Records excerpted from a collection:

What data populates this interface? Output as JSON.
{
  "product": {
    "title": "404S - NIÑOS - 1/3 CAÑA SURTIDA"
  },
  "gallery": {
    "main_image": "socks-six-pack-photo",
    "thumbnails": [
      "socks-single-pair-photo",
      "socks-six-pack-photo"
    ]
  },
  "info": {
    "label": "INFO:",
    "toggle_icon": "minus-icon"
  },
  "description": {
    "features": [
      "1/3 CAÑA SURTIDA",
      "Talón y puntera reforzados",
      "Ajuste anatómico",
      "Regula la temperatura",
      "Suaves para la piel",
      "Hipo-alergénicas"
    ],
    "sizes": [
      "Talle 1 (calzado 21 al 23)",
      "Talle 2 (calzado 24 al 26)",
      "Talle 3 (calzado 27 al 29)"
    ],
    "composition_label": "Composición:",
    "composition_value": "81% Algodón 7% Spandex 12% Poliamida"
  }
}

▶ [INSTRUCTIONS TO FOLLOW]:
List every line above that contains the word "calzado".

▶ [OUTPUT FOR THIS TASK]:
      "Talle 1 (calzado 21 al 23)",
      "Talle 2 (calzado 24 al 26)",
      "Talle 3 (calzado 27 al 29)"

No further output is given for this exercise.